* [Problem]:
Please write out every line of the material below, character for character, with nothing changed.

---- Data provided

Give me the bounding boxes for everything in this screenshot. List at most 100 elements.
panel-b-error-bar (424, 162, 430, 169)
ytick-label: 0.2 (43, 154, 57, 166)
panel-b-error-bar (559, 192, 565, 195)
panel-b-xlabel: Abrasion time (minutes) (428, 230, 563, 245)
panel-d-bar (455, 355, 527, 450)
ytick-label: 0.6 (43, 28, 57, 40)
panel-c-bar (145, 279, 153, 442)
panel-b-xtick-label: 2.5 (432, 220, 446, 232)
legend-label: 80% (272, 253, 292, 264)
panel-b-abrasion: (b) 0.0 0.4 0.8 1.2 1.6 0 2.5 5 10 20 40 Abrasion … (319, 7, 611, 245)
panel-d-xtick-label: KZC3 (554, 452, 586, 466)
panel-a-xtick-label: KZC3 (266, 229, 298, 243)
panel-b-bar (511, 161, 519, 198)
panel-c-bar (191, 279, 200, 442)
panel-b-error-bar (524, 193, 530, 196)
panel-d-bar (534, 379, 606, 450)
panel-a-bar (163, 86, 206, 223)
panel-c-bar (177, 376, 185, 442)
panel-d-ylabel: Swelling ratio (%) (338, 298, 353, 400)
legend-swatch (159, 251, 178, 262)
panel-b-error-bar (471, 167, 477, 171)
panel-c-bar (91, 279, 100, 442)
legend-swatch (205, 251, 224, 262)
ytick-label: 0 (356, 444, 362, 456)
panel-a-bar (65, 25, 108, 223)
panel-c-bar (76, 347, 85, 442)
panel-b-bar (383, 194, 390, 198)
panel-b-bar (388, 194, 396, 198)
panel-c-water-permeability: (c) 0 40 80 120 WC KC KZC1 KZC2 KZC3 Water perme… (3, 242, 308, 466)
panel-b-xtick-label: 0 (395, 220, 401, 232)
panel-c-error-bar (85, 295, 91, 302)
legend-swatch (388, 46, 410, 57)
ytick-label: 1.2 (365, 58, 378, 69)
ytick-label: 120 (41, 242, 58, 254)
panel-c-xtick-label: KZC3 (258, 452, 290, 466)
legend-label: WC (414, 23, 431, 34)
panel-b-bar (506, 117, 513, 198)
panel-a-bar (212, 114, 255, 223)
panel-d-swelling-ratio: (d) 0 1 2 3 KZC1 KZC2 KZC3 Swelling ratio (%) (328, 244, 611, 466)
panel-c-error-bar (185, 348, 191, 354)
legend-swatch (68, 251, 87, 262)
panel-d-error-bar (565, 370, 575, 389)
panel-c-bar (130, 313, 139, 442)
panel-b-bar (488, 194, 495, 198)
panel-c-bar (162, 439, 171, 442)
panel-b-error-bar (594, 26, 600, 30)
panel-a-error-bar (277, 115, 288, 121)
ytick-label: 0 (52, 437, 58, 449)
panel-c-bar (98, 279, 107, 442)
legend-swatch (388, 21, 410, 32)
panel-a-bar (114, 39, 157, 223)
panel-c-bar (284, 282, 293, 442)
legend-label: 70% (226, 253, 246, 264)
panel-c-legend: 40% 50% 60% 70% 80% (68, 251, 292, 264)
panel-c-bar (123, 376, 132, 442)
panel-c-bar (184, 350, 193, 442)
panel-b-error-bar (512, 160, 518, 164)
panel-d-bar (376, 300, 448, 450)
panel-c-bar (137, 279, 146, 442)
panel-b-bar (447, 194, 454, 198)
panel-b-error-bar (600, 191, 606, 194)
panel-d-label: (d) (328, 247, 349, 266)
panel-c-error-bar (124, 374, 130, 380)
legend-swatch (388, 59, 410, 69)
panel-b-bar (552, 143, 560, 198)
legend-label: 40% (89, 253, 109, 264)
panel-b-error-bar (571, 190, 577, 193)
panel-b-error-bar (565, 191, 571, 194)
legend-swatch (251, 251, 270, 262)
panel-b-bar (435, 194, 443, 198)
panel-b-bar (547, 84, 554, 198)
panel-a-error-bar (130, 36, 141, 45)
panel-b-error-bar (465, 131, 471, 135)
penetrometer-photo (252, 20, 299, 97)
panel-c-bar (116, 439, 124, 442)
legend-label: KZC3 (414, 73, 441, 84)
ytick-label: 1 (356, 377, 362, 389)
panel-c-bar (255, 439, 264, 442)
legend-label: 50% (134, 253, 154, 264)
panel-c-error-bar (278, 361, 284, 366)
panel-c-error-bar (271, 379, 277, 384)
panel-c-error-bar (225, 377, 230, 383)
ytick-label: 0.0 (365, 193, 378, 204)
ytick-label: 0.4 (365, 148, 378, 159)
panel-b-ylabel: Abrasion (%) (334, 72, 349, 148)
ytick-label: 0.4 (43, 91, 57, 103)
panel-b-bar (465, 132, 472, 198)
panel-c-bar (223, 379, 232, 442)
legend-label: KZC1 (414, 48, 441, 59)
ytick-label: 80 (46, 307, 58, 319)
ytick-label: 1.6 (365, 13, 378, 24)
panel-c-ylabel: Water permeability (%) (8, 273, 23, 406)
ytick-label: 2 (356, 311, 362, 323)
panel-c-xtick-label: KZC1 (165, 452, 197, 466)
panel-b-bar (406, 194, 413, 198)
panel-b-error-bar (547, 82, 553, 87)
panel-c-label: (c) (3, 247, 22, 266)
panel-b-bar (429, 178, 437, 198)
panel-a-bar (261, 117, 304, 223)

--------

* [Solution for this problem]:
Give me the bounding boxes for everything in this screenshot. List at most 100 elements.
panel-b-error-bar (424, 162, 430, 169)
ytick-label: 0.2 (43, 154, 57, 166)
panel-b-error-bar (559, 192, 565, 195)
panel-b-xlabel: Abrasion time (minutes) (428, 230, 563, 245)
panel-d-bar (455, 355, 527, 450)
ytick-label: 0.6 (43, 28, 57, 40)
panel-c-bar (145, 279, 153, 442)
panel-b-xtick-label: 2.5 (432, 220, 446, 232)
legend-label: 80% (272, 253, 292, 264)
panel-b-abrasion: (b) 0.0 0.4 0.8 1.2 1.6 0 2.5 5 10 20 40 Abrasion … (319, 7, 611, 245)
panel-d-xtick-label: KZC3 (554, 452, 586, 466)
panel-a-xtick-label: KZC3 (266, 229, 298, 243)
panel-b-bar (511, 161, 519, 198)
panel-c-bar (191, 279, 200, 442)
panel-b-error-bar (524, 193, 530, 196)
panel-d-bar (534, 379, 606, 450)
panel-a-bar (163, 86, 206, 223)
panel-c-bar (177, 376, 185, 442)
panel-d-ylabel: Swelling ratio (%) (338, 298, 353, 400)
legend-swatch (159, 251, 178, 262)
panel-b-error-bar (471, 167, 477, 171)
panel-c-bar (91, 279, 100, 442)
legend-swatch (205, 251, 224, 262)
ytick-label: 0 (356, 444, 362, 456)
panel-a-bar (65, 25, 108, 223)
panel-c-bar (76, 347, 85, 442)
panel-b-bar (383, 194, 390, 198)
panel-b-bar (388, 194, 396, 198)
panel-c-water-permeability: (c) 0 40 80 120 WC KC KZC1 KZC2 KZC3 Water perme… (3, 242, 308, 466)
panel-b-xtick-label: 0 (395, 220, 401, 232)
panel-c-error-bar (85, 295, 91, 302)
legend-swatch (388, 46, 410, 57)
ytick-label: 1.2 (365, 58, 378, 69)
ytick-label: 120 (41, 242, 58, 254)
panel-c-xtick-label: KZC3 (258, 452, 290, 466)
legend-label: WC (414, 23, 431, 34)
panel-b-bar (506, 117, 513, 198)
panel-a-bar (212, 114, 255, 223)
panel-d-swelling-ratio: (d) 0 1 2 3 KZC1 KZC2 KZC3 Swelling ratio (%) (328, 244, 611, 466)
panel-c-error-bar (185, 348, 191, 354)
legend-swatch (68, 251, 87, 262)
panel-d-error-bar (565, 370, 575, 389)
panel-c-bar (130, 313, 139, 442)
panel-b-bar (488, 194, 495, 198)
panel-c-bar (162, 439, 171, 442)
panel-b-error-bar (594, 26, 600, 30)
panel-a-error-bar (277, 115, 288, 121)
ytick-label: 0 (52, 437, 58, 449)
panel-c-bar (98, 279, 107, 442)
legend-swatch (388, 21, 410, 32)
panel-a-bar (114, 39, 157, 223)
panel-c-bar (284, 282, 293, 442)
legend-label: 70% (226, 253, 246, 264)
panel-c-legend: 40% 50% 60% 70% 80% (68, 251, 292, 264)
panel-c-bar (123, 376, 132, 442)
panel-c-bar (184, 350, 193, 442)
panel-b-error-bar (512, 160, 518, 164)
panel-d-bar (376, 300, 448, 450)
panel-c-bar (137, 279, 146, 442)
panel-b-bar (447, 194, 454, 198)
panel-b-error-bar (600, 191, 606, 194)
panel-d-label: (d) (328, 247, 349, 266)
panel-c-error-bar (124, 374, 130, 380)
legend-swatch (388, 59, 410, 69)
panel-b-bar (552, 143, 560, 198)
legend-label: 40% (89, 253, 109, 264)
panel-b-error-bar (571, 190, 577, 193)
panel-b-error-bar (565, 191, 571, 194)
legend-swatch (251, 251, 270, 262)
panel-b-bar (435, 194, 443, 198)
panel-b-bar (547, 84, 554, 198)
panel-a-error-bar (130, 36, 141, 45)
panel-b-error-bar (465, 131, 471, 135)
penetrometer-photo (252, 20, 299, 97)
panel-c-bar (116, 439, 124, 442)
legend-label: KZC3 (414, 73, 441, 84)
ytick-label: 1 (356, 377, 362, 389)
panel-c-bar (255, 439, 264, 442)
legend-label: 50% (134, 253, 154, 264)
panel-c-error-bar (278, 361, 284, 366)
panel-c-error-bar (271, 379, 277, 384)
panel-c-error-bar (225, 377, 230, 383)
ytick-label: 0.0 (365, 193, 378, 204)
ytick-label: 0.4 (365, 148, 378, 159)
panel-b-ylabel: Abrasion (%) (334, 72, 349, 148)
ytick-label: 0.4 (43, 91, 57, 103)
panel-b-bar (465, 132, 472, 198)
panel-c-bar (223, 379, 232, 442)
legend-label: KZC1 (414, 48, 441, 59)
ytick-label: 80 (46, 307, 58, 319)
ytick-label: 1.6 (365, 13, 378, 24)
panel-c-ylabel: Water permeability (%) (8, 273, 23, 406)
ytick-label: 2 (356, 311, 362, 323)
panel-c-xtick-label: KZC1 (165, 452, 197, 466)
panel-b-bar (406, 194, 413, 198)
panel-b-error-bar (547, 82, 553, 87)
panel-c-label: (c) (3, 247, 22, 266)
panel-b-bar (429, 178, 437, 198)
panel-a-bar (261, 117, 304, 223)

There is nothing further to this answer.